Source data
● ● ●

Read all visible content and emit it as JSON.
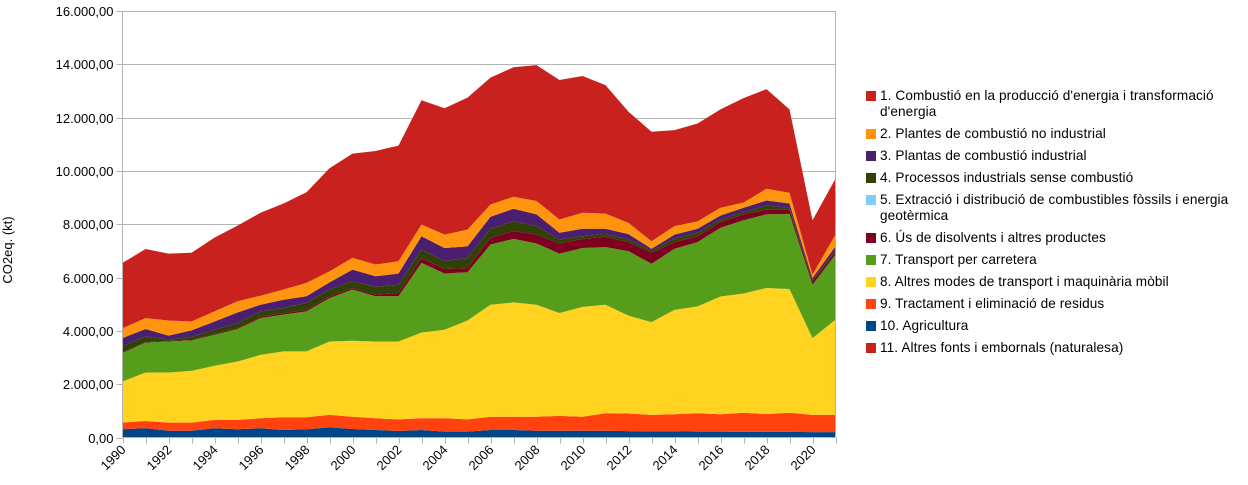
{
  "chart_data": {
    "type": "area",
    "stacked": true,
    "title": "",
    "xlabel": "",
    "ylabel": "CO2eq. (kt)",
    "ylim": [
      0,
      16000
    ],
    "yticks": [
      0,
      2000,
      4000,
      6000,
      8000,
      10000,
      12000,
      14000,
      16000
    ],
    "ytick_labels": [
      "0,00",
      "2.000,00",
      "4.000,00",
      "6.000,00",
      "8.000,00",
      "10.000,00",
      "12.000,00",
      "14.000,00",
      "16.000,00"
    ],
    "grid": "horizontal",
    "legend_position": "right",
    "x": [
      1990,
      1991,
      1992,
      1993,
      1994,
      1995,
      1996,
      1997,
      1998,
      1999,
      2000,
      2001,
      2002,
      2003,
      2004,
      2005,
      2006,
      2007,
      2008,
      2009,
      2010,
      2011,
      2012,
      2013,
      2014,
      2015,
      2016,
      2017,
      2018,
      2019,
      2020,
      2021
    ],
    "xtick_labels": [
      "1990",
      "1992",
      "1994",
      "1996",
      "1998",
      "2000",
      "2002",
      "2004",
      "2006",
      "2008",
      "2010",
      "2012",
      "2014",
      "2016",
      "2018",
      "2020"
    ],
    "stack_order_bottom_to_top": [
      9,
      8,
      7,
      6,
      5,
      4,
      3,
      2,
      1,
      0,
      10
    ],
    "series": [
      {
        "name": "1. Combustió en la producció d'energia i transformació d'energia",
        "color": "#c9211e",
        "values": [
          2450,
          2590,
          2510,
          2580,
          2770,
          2840,
          3110,
          3230,
          3400,
          3870,
          3910,
          4260,
          4340,
          4660,
          4740,
          4950,
          4760,
          4860,
          5100,
          5230,
          5130,
          4820,
          4170,
          4110,
          3600,
          3670,
          3690,
          3920,
          3740,
          3130,
          2040,
          2100
        ]
      },
      {
        "name": "2. Plantes de combustió no industrial",
        "color": "#ff950e",
        "values": [
          370,
          410,
          570,
          330,
          380,
          420,
          340,
          380,
          500,
          410,
          440,
          440,
          460,
          440,
          500,
          630,
          460,
          450,
          500,
          500,
          600,
          570,
          420,
          280,
          320,
          280,
          290,
          190,
          440,
          400,
          120,
          440
        ]
      },
      {
        "name": "3. Plantas de combustió industrial",
        "color": "#4b1f6f",
        "values": [
          290,
          280,
          150,
          250,
          310,
          400,
          250,
          310,
          250,
          270,
          440,
          400,
          420,
          500,
          500,
          430,
          450,
          470,
          440,
          250,
          280,
          190,
          200,
          70,
          160,
          150,
          150,
          170,
          190,
          160,
          70,
          150
        ]
      },
      {
        "name": "4. Processos industrials sense combustió",
        "color": "#314004",
        "values": [
          250,
          210,
          50,
          110,
          160,
          180,
          200,
          200,
          260,
          260,
          250,
          290,
          310,
          310,
          290,
          380,
          340,
          370,
          320,
          150,
          100,
          110,
          100,
          80,
          120,
          130,
          100,
          80,
          150,
          70,
          60,
          60
        ]
      },
      {
        "name": "5. Extracció i distribució de combustibles fòssils i energia geotèrmica",
        "color": "#83caff",
        "values": [
          0,
          0,
          0,
          0,
          0,
          0,
          0,
          0,
          0,
          0,
          0,
          0,
          0,
          0,
          0,
          0,
          0,
          0,
          0,
          0,
          0,
          0,
          0,
          0,
          0,
          0,
          0,
          0,
          0,
          0,
          0,
          0
        ]
      },
      {
        "name": "6. Ús de disolvents i altres productes",
        "color": "#7e0021",
        "values": [
          20,
          20,
          20,
          20,
          30,
          40,
          50,
          50,
          60,
          60,
          60,
          60,
          120,
          190,
          170,
          160,
          250,
          290,
          330,
          380,
          340,
          390,
          340,
          410,
          250,
          220,
          210,
          220,
          180,
          160,
          130,
          100
        ]
      },
      {
        "name": "7. Transport per carretera",
        "color": "#579d1c",
        "values": [
          1070,
          1120,
          1160,
          1140,
          1160,
          1220,
          1380,
          1380,
          1500,
          1630,
          1920,
          1700,
          1700,
          2610,
          2110,
          1810,
          2260,
          2380,
          2300,
          2230,
          2210,
          2160,
          2420,
          2190,
          2290,
          2410,
          2580,
          2750,
          2760,
          2820,
          2000,
          2440
        ]
      },
      {
        "name": "8. Altres modes de transport i maquinària mòbil",
        "color": "#ffd320",
        "values": [
          1540,
          1820,
          1880,
          1940,
          2030,
          2190,
          2380,
          2470,
          2470,
          2750,
          2850,
          2880,
          2920,
          3220,
          3320,
          3710,
          4200,
          4290,
          4200,
          3860,
          4120,
          4070,
          3670,
          3480,
          3920,
          4010,
          4420,
          4470,
          4730,
          4640,
          2880,
          3570
        ]
      },
      {
        "name": "9. Tractament i eliminació de residus",
        "color": "#ff420e",
        "values": [
          250,
          275,
          305,
          305,
          315,
          350,
          375,
          480,
          450,
          470,
          460,
          440,
          435,
          440,
          500,
          460,
          500,
          500,
          525,
          555,
          525,
          655,
          660,
          620,
          640,
          690,
          650,
          720,
          670,
          720,
          650,
          650
        ]
      },
      {
        "name": "10. Agricultura",
        "color": "#004586",
        "values": [
          310,
          345,
          255,
          255,
          345,
          310,
          345,
          280,
          310,
          380,
          320,
          280,
          245,
          280,
          220,
          220,
          280,
          280,
          255,
          255,
          255,
          255,
          240,
          230,
          230,
          220,
          220,
          210,
          210,
          210,
          200,
          200
        ]
      },
      {
        "name": "11. Altres fonts i embornals (naturalesa)",
        "color": "#c9211e",
        "values": [
          0,
          0,
          0,
          0,
          0,
          0,
          0,
          0,
          0,
          0,
          0,
          0,
          0,
          0,
          0,
          0,
          0,
          0,
          0,
          0,
          0,
          0,
          0,
          0,
          0,
          0,
          0,
          0,
          0,
          0,
          0,
          0
        ]
      }
    ]
  },
  "legend": {
    "items": [
      {
        "label": "1. Combustió en la producció d'energia i transformació d'energia"
      },
      {
        "label": "2. Plantes de combustió no industrial"
      },
      {
        "label": "3. Plantas de combustió industrial"
      },
      {
        "label": "4. Processos industrials sense combustió"
      },
      {
        "label": "5. Extracció i distribució de combustibles fòssils i energia geotèrmica"
      },
      {
        "label": "6. Ús de disolvents i altres productes"
      },
      {
        "label": "7. Transport per carretera"
      },
      {
        "label": "8. Altres modes de transport i maquinària mòbil"
      },
      {
        "label": "9. Tractament i eliminació de residus"
      },
      {
        "label": "10. Agricultura"
      },
      {
        "label": "11. Altres fonts i embornals (naturalesa)"
      }
    ]
  }
}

● ● ●

#### [What is needed]
Supply the count of lines in the entries that contain the word "naturalesa", and nothing besides.

#### [Result below]
2